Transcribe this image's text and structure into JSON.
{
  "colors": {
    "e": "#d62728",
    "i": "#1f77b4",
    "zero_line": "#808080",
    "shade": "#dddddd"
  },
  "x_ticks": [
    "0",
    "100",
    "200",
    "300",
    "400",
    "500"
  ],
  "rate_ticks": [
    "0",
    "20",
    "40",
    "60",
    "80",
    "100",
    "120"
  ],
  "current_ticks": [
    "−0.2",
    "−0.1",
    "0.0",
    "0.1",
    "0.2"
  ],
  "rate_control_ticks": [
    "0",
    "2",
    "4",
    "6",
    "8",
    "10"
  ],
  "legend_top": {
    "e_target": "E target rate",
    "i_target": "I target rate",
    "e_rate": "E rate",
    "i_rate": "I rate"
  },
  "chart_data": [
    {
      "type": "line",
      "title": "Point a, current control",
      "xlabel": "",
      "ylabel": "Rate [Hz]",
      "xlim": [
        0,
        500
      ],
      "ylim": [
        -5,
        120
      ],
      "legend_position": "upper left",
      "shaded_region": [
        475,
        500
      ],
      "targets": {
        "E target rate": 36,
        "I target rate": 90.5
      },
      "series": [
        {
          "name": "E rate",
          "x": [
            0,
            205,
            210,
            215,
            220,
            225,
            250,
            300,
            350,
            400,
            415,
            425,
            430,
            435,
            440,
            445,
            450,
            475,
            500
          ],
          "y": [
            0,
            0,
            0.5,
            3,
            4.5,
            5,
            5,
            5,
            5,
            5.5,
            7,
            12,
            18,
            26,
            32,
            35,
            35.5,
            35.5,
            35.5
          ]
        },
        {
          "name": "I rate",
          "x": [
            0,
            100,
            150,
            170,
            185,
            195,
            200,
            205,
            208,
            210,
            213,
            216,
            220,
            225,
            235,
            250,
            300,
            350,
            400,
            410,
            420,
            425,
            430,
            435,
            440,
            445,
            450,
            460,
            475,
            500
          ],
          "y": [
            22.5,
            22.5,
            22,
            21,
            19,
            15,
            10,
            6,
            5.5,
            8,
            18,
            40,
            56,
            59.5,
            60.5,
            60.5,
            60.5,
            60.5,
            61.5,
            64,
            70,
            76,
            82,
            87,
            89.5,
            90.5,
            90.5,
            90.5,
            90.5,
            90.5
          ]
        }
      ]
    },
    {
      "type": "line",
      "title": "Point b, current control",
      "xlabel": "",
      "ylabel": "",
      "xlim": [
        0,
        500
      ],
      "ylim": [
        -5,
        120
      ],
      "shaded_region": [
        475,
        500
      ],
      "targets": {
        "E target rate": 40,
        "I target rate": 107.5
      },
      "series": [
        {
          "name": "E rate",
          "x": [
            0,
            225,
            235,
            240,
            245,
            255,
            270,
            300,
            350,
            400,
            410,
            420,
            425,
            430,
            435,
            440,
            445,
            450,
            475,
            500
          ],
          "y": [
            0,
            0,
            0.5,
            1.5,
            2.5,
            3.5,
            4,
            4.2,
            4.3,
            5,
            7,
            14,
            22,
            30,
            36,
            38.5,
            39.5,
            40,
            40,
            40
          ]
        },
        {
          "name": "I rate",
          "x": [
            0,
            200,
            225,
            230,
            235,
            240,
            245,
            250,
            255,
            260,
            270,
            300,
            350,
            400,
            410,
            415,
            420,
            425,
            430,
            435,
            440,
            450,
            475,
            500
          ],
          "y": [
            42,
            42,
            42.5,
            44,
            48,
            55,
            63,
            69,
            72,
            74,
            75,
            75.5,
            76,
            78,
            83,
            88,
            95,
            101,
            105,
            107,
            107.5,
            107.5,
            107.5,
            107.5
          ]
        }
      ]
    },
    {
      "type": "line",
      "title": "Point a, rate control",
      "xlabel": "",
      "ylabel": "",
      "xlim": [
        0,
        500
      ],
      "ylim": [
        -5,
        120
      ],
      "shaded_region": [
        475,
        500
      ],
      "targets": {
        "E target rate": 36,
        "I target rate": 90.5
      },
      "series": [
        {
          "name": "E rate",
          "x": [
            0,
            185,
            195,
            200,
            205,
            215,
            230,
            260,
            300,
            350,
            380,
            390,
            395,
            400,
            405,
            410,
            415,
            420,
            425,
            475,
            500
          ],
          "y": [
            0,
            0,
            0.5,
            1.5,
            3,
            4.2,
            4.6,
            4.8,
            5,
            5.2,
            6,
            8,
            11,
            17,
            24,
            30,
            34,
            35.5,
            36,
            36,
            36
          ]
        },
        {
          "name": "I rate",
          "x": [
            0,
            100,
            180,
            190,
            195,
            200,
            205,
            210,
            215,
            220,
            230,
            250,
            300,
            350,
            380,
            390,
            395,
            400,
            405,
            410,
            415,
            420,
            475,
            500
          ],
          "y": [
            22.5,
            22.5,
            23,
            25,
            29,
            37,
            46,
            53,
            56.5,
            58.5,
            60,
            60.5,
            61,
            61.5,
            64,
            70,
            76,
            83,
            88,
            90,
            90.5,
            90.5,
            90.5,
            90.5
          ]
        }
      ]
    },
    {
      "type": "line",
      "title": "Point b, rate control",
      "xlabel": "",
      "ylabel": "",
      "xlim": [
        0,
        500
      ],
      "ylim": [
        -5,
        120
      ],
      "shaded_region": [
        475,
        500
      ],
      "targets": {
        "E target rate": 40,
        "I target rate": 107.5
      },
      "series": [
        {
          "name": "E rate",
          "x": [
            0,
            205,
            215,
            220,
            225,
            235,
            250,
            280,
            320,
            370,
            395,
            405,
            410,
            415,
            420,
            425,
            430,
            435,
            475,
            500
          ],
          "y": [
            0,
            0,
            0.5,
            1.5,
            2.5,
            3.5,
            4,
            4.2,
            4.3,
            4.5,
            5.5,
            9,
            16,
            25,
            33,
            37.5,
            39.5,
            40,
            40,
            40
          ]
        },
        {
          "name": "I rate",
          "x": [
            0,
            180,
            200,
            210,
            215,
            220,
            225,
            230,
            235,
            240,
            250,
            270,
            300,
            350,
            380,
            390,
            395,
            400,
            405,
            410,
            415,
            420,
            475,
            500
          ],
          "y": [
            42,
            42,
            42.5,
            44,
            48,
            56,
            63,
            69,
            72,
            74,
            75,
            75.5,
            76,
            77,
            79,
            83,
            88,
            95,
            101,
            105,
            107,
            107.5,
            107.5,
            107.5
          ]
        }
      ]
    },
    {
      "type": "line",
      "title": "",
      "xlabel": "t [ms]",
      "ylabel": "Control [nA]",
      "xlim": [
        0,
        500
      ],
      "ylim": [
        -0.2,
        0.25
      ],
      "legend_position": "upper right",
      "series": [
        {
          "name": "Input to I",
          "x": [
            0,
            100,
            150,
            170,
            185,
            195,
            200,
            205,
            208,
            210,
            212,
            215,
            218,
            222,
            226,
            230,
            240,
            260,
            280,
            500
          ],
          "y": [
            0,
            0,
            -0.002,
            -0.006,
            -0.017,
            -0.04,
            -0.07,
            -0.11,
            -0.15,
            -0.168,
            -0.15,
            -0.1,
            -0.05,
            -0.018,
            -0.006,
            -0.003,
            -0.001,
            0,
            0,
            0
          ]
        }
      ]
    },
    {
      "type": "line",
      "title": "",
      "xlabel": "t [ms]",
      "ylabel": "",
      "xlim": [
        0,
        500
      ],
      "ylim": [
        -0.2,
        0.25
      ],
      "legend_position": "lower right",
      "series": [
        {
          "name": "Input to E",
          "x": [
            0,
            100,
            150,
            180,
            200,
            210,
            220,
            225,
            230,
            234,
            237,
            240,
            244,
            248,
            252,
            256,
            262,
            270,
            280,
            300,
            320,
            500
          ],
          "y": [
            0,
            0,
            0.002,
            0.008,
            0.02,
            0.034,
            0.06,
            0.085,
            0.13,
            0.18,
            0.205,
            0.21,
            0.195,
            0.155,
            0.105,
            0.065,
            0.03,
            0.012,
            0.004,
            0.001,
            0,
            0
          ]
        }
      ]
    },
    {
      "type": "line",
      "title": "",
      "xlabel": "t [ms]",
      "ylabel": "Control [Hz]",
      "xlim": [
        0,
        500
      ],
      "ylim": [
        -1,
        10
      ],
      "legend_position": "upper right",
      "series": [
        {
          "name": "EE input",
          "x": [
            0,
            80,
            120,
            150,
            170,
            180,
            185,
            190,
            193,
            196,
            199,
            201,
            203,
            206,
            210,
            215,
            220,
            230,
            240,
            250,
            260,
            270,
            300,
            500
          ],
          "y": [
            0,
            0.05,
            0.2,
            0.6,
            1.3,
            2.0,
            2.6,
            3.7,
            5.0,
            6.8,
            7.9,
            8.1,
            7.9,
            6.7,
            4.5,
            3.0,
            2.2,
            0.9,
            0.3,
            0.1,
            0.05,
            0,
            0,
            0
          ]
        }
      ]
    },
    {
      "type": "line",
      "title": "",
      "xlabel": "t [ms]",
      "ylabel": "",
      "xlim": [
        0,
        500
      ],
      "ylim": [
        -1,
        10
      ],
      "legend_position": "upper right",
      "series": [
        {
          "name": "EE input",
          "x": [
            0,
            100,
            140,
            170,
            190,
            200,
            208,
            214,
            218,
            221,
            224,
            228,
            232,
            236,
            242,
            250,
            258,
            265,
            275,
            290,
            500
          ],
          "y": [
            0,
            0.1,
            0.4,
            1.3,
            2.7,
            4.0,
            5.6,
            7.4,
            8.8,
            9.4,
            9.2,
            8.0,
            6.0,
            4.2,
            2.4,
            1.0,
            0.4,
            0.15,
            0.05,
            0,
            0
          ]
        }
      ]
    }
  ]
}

◆ ◆ ◆

**Work to complete**. Identify the lines that contain the string "Point", and copy every one of them.

**Response to the exercise**.
      "title": "Point a, current control",
      "title": "Point b, current control",
      "title": "Point a, rate control",
      "title": "Point b, rate control",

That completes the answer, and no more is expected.